- **Task goal**
Scan the material that follows. Copy every line containing the word "color".

- **Entries supplied**

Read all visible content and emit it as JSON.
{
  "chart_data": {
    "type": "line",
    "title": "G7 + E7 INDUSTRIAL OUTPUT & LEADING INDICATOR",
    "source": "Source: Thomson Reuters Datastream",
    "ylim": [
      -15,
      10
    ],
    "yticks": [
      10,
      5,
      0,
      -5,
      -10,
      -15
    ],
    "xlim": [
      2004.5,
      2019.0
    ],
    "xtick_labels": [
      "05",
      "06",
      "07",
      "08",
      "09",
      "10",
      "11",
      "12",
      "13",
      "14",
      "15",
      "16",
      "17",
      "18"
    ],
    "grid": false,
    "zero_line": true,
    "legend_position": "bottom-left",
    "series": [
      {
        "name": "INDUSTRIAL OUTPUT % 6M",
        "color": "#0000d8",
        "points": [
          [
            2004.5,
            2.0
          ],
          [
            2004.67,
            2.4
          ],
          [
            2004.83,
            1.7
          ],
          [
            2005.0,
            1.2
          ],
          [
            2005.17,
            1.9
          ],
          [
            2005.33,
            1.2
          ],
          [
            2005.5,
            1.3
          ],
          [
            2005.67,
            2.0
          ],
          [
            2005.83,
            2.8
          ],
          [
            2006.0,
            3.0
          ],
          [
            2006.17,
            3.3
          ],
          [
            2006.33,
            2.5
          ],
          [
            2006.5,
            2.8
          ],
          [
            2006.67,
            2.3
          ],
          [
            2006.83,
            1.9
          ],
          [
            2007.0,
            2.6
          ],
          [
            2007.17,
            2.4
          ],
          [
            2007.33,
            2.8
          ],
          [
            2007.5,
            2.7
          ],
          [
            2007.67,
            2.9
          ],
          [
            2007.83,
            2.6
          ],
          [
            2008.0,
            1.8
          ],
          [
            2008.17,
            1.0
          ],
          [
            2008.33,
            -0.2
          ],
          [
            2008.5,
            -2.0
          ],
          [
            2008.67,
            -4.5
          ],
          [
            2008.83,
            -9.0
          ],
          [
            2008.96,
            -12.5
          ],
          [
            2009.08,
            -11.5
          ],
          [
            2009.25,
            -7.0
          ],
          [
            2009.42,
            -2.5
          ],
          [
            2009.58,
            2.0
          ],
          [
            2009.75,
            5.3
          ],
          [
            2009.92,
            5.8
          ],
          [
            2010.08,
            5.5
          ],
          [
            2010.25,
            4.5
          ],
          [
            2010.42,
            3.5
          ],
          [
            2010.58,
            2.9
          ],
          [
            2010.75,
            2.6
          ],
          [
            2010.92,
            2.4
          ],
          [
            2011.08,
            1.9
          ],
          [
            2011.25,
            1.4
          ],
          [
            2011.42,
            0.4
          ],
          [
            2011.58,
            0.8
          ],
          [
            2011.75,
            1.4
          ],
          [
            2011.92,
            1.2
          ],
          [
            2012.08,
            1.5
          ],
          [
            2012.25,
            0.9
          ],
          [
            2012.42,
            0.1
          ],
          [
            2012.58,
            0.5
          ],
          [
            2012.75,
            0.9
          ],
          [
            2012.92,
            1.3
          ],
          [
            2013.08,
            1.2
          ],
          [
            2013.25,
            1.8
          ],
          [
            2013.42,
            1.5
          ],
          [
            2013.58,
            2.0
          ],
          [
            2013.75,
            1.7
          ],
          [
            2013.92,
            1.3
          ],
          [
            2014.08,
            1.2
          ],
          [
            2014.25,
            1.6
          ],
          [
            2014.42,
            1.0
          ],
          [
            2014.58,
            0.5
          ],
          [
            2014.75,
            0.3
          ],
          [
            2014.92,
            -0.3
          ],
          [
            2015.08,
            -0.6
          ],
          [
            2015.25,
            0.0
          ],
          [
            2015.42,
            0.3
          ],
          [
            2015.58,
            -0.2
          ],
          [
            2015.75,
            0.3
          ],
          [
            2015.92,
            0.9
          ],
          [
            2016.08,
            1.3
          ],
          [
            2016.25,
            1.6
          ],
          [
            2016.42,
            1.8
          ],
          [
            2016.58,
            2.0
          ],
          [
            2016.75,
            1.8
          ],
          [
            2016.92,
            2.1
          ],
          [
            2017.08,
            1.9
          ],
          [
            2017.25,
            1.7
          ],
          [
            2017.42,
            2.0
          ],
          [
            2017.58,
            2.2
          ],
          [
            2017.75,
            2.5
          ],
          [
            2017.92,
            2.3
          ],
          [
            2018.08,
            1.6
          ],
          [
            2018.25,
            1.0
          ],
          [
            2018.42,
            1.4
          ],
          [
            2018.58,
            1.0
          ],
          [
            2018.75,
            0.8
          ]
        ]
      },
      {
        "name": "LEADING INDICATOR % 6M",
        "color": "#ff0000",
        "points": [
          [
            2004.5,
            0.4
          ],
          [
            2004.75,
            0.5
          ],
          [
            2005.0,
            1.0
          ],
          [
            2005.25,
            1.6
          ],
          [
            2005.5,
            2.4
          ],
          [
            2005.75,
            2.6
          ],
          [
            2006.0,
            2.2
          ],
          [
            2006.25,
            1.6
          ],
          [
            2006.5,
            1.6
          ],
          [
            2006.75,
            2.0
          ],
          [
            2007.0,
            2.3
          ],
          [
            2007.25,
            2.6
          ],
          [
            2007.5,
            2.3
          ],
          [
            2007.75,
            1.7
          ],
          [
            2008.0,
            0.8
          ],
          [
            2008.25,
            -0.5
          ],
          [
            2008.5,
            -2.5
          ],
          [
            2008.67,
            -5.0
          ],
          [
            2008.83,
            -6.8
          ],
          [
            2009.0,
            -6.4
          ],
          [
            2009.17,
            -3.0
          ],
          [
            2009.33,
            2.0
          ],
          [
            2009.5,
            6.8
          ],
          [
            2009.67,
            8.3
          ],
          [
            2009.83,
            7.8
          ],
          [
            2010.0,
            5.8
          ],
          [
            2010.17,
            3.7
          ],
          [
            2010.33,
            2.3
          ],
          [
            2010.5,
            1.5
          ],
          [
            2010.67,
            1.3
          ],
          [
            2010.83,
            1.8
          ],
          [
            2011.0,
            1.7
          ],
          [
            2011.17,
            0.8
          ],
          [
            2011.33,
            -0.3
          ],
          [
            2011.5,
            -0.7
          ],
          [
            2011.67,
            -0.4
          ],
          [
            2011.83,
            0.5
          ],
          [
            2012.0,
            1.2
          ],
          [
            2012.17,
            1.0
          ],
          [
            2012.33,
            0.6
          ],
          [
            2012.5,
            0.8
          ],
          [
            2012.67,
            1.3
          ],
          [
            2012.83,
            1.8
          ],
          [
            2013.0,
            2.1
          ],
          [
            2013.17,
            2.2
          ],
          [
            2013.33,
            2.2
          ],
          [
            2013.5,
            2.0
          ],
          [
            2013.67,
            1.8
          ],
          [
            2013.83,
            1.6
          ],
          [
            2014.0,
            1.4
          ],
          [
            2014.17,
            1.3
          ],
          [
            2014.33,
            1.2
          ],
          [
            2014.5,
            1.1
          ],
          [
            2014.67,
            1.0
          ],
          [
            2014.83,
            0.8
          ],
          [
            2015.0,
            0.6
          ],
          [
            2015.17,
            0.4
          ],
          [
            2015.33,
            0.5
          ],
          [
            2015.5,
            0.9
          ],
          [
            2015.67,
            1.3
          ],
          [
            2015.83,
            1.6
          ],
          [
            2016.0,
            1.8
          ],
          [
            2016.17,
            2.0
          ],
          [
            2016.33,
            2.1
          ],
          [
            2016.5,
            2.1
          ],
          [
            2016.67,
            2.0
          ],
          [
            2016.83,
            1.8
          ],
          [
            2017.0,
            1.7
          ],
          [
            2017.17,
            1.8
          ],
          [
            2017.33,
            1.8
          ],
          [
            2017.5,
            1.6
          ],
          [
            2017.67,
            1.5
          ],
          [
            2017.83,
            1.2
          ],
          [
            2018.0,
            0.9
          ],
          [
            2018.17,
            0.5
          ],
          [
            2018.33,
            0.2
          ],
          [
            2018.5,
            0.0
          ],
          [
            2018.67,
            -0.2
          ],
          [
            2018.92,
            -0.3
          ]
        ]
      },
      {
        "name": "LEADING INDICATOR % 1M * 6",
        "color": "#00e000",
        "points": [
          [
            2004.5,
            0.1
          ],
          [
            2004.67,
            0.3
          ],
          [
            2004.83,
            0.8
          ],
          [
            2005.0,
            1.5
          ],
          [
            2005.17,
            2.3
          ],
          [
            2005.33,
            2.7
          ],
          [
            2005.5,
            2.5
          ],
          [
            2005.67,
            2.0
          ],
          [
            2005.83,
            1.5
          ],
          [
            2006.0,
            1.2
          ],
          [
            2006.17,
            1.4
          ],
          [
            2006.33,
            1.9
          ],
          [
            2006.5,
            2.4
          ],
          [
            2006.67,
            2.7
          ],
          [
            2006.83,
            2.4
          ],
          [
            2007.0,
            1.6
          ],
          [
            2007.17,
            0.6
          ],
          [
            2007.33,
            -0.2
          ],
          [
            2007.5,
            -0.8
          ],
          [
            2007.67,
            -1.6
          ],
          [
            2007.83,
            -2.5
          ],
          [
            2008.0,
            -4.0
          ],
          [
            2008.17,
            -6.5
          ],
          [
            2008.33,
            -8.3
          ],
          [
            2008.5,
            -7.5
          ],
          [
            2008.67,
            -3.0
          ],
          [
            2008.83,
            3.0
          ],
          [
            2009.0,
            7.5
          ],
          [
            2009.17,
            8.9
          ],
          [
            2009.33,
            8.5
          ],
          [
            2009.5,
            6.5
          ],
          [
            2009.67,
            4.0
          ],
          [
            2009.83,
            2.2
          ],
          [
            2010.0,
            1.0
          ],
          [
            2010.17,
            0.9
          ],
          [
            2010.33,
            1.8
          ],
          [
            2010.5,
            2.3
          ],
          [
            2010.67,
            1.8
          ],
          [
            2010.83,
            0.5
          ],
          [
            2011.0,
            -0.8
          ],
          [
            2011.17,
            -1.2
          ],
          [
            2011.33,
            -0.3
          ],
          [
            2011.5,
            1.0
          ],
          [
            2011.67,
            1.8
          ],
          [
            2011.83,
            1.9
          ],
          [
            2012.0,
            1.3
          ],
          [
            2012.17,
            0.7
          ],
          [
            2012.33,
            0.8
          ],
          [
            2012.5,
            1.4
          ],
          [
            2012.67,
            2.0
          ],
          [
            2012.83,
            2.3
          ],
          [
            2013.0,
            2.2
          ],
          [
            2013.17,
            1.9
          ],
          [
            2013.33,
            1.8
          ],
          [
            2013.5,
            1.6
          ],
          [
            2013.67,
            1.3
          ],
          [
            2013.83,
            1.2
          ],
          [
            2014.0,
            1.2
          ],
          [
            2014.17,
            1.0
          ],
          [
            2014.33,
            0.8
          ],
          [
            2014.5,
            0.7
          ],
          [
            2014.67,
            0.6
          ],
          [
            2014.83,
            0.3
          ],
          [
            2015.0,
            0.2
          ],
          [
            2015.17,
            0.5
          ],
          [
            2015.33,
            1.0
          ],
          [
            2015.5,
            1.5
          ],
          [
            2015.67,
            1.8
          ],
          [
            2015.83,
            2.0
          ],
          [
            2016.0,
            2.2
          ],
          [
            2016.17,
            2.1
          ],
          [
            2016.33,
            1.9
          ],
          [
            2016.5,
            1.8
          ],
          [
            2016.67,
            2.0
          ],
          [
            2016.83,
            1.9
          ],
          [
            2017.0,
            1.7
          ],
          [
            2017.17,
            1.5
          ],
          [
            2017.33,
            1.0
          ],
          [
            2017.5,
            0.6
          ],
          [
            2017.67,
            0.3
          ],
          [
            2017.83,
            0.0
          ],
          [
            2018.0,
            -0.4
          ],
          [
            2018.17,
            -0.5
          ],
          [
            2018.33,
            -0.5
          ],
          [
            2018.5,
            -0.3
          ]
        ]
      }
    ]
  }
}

- **Answer**
        "color": "#0000d8",
        "color": "#ff0000",
        "color": "#00e000",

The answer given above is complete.